▶ **WORK TO BE COMPLETED**: Write the data out again in full, with no departure from the original.

-- Begin --

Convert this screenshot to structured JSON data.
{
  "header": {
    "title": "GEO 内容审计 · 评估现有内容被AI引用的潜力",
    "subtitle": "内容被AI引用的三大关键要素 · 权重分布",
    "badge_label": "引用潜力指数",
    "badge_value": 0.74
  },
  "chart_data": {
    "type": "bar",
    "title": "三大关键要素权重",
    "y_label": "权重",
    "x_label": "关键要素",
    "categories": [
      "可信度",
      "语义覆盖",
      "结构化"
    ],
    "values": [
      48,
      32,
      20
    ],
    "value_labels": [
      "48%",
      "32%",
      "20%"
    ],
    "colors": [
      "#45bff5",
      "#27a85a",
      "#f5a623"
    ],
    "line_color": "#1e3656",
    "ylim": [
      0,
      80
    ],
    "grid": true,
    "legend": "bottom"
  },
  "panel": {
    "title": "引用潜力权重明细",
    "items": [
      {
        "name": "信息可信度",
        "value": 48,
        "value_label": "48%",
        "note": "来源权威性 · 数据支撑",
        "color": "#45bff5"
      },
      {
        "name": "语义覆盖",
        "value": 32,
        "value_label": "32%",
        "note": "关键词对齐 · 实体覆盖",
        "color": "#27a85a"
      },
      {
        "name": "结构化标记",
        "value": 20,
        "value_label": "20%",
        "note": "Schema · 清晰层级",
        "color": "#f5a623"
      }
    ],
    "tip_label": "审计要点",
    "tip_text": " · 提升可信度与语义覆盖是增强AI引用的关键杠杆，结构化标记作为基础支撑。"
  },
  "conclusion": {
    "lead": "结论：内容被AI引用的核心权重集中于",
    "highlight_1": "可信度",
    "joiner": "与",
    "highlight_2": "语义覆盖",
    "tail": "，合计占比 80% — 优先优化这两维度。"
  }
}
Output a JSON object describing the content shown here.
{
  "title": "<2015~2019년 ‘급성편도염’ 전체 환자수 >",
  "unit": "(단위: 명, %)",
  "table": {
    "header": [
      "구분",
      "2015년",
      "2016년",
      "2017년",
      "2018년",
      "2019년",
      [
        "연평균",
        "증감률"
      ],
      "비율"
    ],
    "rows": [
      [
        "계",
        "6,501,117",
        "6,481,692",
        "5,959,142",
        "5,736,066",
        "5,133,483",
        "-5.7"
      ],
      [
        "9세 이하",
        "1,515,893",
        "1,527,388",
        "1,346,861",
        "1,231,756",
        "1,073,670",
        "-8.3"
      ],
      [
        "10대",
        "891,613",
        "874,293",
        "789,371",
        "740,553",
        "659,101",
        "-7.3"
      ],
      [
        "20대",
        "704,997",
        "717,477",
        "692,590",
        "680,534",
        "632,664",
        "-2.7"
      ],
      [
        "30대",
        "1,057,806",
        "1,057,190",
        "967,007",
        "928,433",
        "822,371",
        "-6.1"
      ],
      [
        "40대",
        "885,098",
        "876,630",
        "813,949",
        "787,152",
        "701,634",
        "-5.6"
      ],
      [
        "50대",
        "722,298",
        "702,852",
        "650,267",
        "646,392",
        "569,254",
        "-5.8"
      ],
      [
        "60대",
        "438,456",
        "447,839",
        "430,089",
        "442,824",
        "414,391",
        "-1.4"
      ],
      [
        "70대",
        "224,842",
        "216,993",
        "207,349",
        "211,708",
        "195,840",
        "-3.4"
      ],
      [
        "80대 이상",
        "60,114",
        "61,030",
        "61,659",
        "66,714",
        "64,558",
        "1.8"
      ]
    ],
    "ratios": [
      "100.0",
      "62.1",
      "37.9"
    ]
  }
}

-- End --

▶ **PROBLEM SOLUTION**:
Convert this screenshot to structured JSON data.
{
  "header": {
    "title": "GEO 内容审计 · 评估现有内容被AI引用的潜力",
    "subtitle": "内容被AI引用的三大关键要素 · 权重分布",
    "badge_label": "引用潜力指数",
    "badge_value": 0.74
  },
  "chart_data": {
    "type": "bar",
    "title": "三大关键要素权重",
    "y_label": "权重",
    "x_label": "关键要素",
    "categories": [
      "可信度",
      "语义覆盖",
      "结构化"
    ],
    "values": [
      48,
      32,
      20
    ],
    "value_labels": [
      "48%",
      "32%",
      "20%"
    ],
    "colors": [
      "#45bff5",
      "#27a85a",
      "#f5a623"
    ],
    "line_color": "#1e3656",
    "ylim": [
      0,
      80
    ],
    "grid": true,
    "legend": "bottom"
  },
  "panel": {
    "title": "引用潜力权重明细",
    "items": [
      {
        "name": "信息可信度",
        "value": 48,
        "value_label": "48%",
        "note": "来源权威性 · 数据支撑",
        "color": "#45bff5"
      },
      {
        "name": "语义覆盖",
        "value": 32,
        "value_label": "32%",
        "note": "关键词对齐 · 实体覆盖",
        "color": "#27a85a"
      },
      {
        "name": "结构化标记",
        "value": 20,
        "value_label": "20%",
        "note": "Schema · 清晰层级",
        "color": "#f5a623"
      }
    ],
    "tip_label": "审计要点",
    "tip_text": " · 提升可信度与语义覆盖是增强AI引用的关键杠杆，结构化标记作为基础支撑。"
  },
  "conclusion": {
    "lead": "结论：内容被AI引用的核心权重集中于",
    "highlight_1": "可信度",
    "joiner": "与",
    "highlight_2": "语义覆盖",
    "tail": "，合计占比 80% — 优先优化这两维度。"
  }
}
Output a JSON object describing the content shown here.
{
  "title": "<2015~2019년 ‘급성편도염’ 전체 환자수 >",
  "unit": "(단위: 명, %)",
  "table": {
    "header": [
      "구분",
      "2015년",
      "2016년",
      "2017년",
      "2018년",
      "2019년",
      [
        "연평균",
        "증감률"
      ],
      "비율"
    ],
    "rows": [
      [
        "계",
        "6,501,117",
        "6,481,692",
        "5,959,142",
        "5,736,066",
        "5,133,483",
        "-5.7"
      ],
      [
        "9세 이하",
        "1,515,893",
        "1,527,388",
        "1,346,861",
        "1,231,756",
        "1,073,670",
        "-8.3"
      ],
      [
        "10대",
        "891,613",
        "874,293",
        "789,371",
        "740,553",
        "659,101",
        "-7.3"
      ],
      [
        "20대",
        "704,997",
        "717,477",
        "692,590",
        "680,534",
        "632,664",
        "-2.7"
      ],
      [
        "30대",
        "1,057,806",
        "1,057,190",
        "967,007",
        "928,433",
        "822,371",
        "-6.1"
      ],
      [
        "40대",
        "885,098",
        "876,630",
        "813,949",
        "787,152",
        "701,634",
        "-5.6"
      ],
      [
        "50대",
        "722,298",
        "702,852",
        "650,267",
        "646,392",
        "569,254",
        "-5.8"
      ],
      [
        "60대",
        "438,456",
        "447,839",
        "430,089",
        "442,824",
        "414,391",
        "-1.4"
      ],
      [
        "70대",
        "224,842",
        "216,993",
        "207,349",
        "211,708",
        "195,840",
        "-3.4"
      ],
      [
        "80대 이상",
        "60,114",
        "61,030",
        "61,659",
        "66,714",
        "64,558",
        "1.8"
      ]
    ],
    "ratios": [
      "100.0",
      "62.1",
      "37.9"
    ]
  }
}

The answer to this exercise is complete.